- **EXERCISE AIM**:
Each entry must appear again exactly as it does in the source.

- **RECORDS SHOWN**:
_ _ _ _ _
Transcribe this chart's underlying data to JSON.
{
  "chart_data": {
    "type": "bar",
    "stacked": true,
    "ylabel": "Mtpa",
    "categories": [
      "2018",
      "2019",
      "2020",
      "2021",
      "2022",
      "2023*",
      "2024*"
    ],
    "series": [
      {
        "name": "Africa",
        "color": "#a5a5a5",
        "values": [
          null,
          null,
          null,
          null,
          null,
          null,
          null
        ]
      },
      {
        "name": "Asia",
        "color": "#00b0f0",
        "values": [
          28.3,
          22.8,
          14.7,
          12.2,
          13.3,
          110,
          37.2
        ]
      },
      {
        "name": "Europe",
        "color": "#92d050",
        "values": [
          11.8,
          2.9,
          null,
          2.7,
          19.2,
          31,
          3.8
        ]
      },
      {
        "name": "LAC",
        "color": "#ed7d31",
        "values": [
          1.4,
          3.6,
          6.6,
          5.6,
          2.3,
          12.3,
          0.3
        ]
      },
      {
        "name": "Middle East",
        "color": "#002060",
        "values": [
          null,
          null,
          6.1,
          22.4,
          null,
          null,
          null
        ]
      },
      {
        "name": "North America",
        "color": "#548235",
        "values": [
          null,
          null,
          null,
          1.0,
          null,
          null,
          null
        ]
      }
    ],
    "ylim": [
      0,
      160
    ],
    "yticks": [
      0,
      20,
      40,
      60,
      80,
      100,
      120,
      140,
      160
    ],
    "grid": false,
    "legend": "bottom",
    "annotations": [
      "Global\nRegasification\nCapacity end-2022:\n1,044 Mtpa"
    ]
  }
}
_ _ _ _ _
- **FINISHED ANSWER**:
Transcribe this chart's underlying data to JSON.
{
  "chart_data": {
    "type": "bar",
    "stacked": true,
    "ylabel": "Mtpa",
    "categories": [
      "2018",
      "2019",
      "2020",
      "2021",
      "2022",
      "2023*",
      "2024*"
    ],
    "series": [
      {
        "name": "Africa",
        "color": "#a5a5a5",
        "values": [
          null,
          null,
          null,
          null,
          null,
          null,
          null
        ]
      },
      {
        "name": "Asia",
        "color": "#00b0f0",
        "values": [
          28.3,
          22.8,
          14.7,
          12.2,
          13.3,
          110,
          37.2
        ]
      },
      {
        "name": "Europe",
        "color": "#92d050",
        "values": [
          11.8,
          2.9,
          null,
          2.7,
          19.2,
          31,
          3.8
        ]
      },
      {
        "name": "LAC",
        "color": "#ed7d31",
        "values": [
          1.4,
          3.6,
          6.6,
          5.6,
          2.3,
          12.3,
          0.3
        ]
      },
      {
        "name": "Middle East",
        "color": "#002060",
        "values": [
          null,
          null,
          6.1,
          22.4,
          null,
          null,
          null
        ]
      },
      {
        "name": "North America",
        "color": "#548235",
        "values": [
          null,
          null,
          null,
          1.0,
          null,
          null,
          null
        ]
      }
    ],
    "ylim": [
      0,
      160
    ],
    "yticks": [
      0,
      20,
      40,
      60,
      80,
      100,
      120,
      140,
      160
    ],
    "grid": false,
    "legend": "bottom",
    "annotations": [
      "Global\nRegasification\nCapacity end-2022:\n1,044 Mtpa"
    ]
  }
}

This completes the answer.